## begin SOURCE RECORDS

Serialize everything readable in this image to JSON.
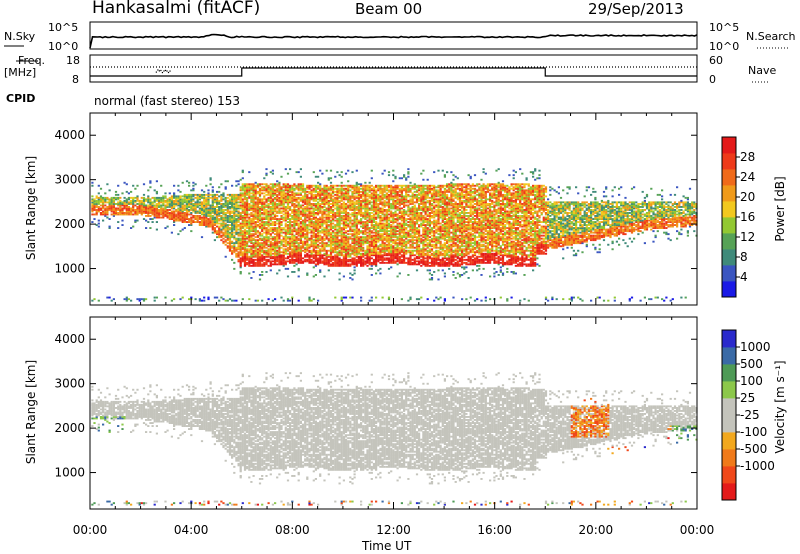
{
  "header": {
    "station": "Hankasalmi (fitACF)",
    "beam": "Beam 00",
    "date": "29/Sep/2013"
  },
  "strips": {
    "nsky_label": "N.Sky",
    "nsky_ticks": [
      "10^5",
      "10^0"
    ],
    "nsearch_label": "N.Search",
    "nsearch_ticks": [
      "10^5",
      "10^0"
    ],
    "freq_label": "Freq.",
    "freq_unit": "[MHz]",
    "freq_ticks": [
      "18",
      "8"
    ],
    "nave_label": "Nave",
    "nave_ticks": [
      "60",
      "0"
    ],
    "cpid_label": "CPID",
    "cpid_text": "normal (fast stereo) 153"
  },
  "colors": {
    "power_scale": [
      "#1a1ae6",
      "#3a55c0",
      "#3f8a7a",
      "#56a256",
      "#92c832",
      "#f2c81e",
      "#f09a1a",
      "#f06a1a",
      "#ee3a1a",
      "#e41a1a"
    ],
    "velocity_scale": [
      "#e41a1a",
      "#f0481a",
      "#f07a1a",
      "#f2a81e",
      "#c4c4bc",
      "#c4c4bc",
      "#8cc84a",
      "#4e9a56",
      "#3a6aa6",
      "#2a2acc"
    ],
    "ground_scatter": "#c4c4bc"
  },
  "chart_data": [
    {
      "type": "heatmap",
      "panel": "power",
      "xlabel": "",
      "ylabel": "Slant Range [km]",
      "x_range": [
        "00:00",
        "24:00"
      ],
      "ylim": [
        180,
        4500
      ],
      "y_ticks": [
        "1000",
        "2000",
        "3000",
        "4000"
      ],
      "colorbar": {
        "label": "Power [dB]",
        "range": [
          0,
          32
        ],
        "ticks": [
          "4",
          "8",
          "12",
          "16",
          "20",
          "24",
          "28"
        ]
      },
      "echo_bands_km": [
        {
          "hours": [
            0,
            5.9
          ],
          "lower_range": [
            2200,
            2500
          ],
          "upper_range": [
            2500,
            2750
          ],
          "power_db": [
            14,
            22
          ]
        },
        {
          "hours": [
            5.9,
            18
          ],
          "lower_range": [
            1000,
            1400
          ],
          "upper_range": [
            2400,
            2900
          ],
          "power_db": [
            16,
            30
          ]
        },
        {
          "hours": [
            18,
            24
          ],
          "lower_range": [
            1100,
            1900
          ],
          "upper_range": [
            2100,
            2600
          ],
          "power_db": [
            8,
            22
          ]
        }
      ]
    },
    {
      "type": "heatmap",
      "panel": "velocity",
      "xlabel": "Time UT",
      "ylabel": "Slant Range [km]",
      "x_range": [
        "00:00",
        "24:00"
      ],
      "x_ticks": [
        "00:00",
        "04:00",
        "08:00",
        "12:00",
        "16:00",
        "20:00",
        "00:00"
      ],
      "ylim": [
        180,
        4500
      ],
      "y_ticks": [
        "1000",
        "2000",
        "3000",
        "4000"
      ],
      "colorbar": {
        "label": "Velocity [m s⁻¹]",
        "ticks": [
          "1000",
          "500",
          "100",
          "25",
          "-25",
          "-100",
          "-500",
          "-1000"
        ]
      }
    }
  ]
}
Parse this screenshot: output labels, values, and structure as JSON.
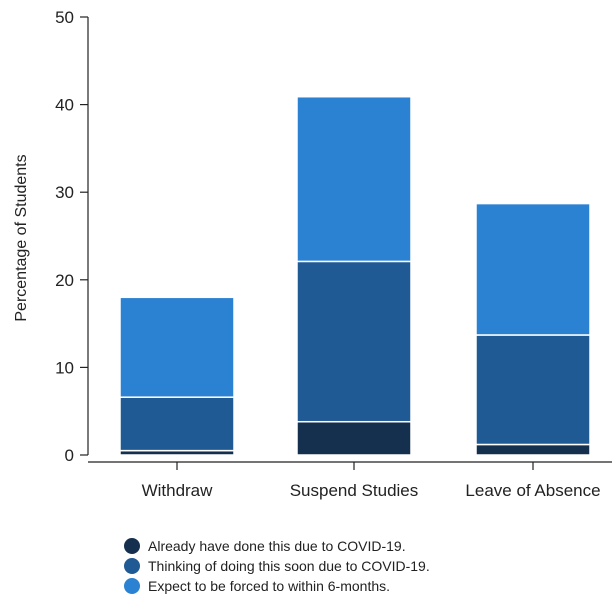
{
  "chart_data": {
    "type": "bar",
    "stacked": true,
    "categories": [
      "Withdraw",
      "Suspend Studies",
      "Leave of Absence"
    ],
    "series": [
      {
        "name": "Already have done this due to COVID-19.",
        "color": "#15304f",
        "values": [
          0.5,
          3.8,
          1.2
        ]
      },
      {
        "name": "Thinking of doing this soon due to COVID-19.",
        "color": "#1f5a94",
        "values": [
          6.1,
          18.3,
          12.5
        ]
      },
      {
        "name": "Expect to be forced to within 6-months.",
        "color": "#2b82d2",
        "values": [
          11.4,
          18.8,
          15.0
        ]
      }
    ],
    "xlabel": "",
    "ylabel": "Percentage of Students",
    "ylim": [
      0,
      50
    ],
    "yticks": [
      0,
      10,
      20,
      30,
      40,
      50
    ],
    "grid": false,
    "legend_position": "bottom-center"
  }
}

## end SOURCE RECORDS

* TASK DIRECTIONS:
Where a line of the entries contains the word "this", copy that line.

* RESPONSE:
Serialize everything readable in this image to JSON.
Parse this screenshot: output labels, values, and structure as JSON.
        "name": "Already have done this due to COVID-19.",
        "name": "Thinking of doing this soon due to COVID-19.",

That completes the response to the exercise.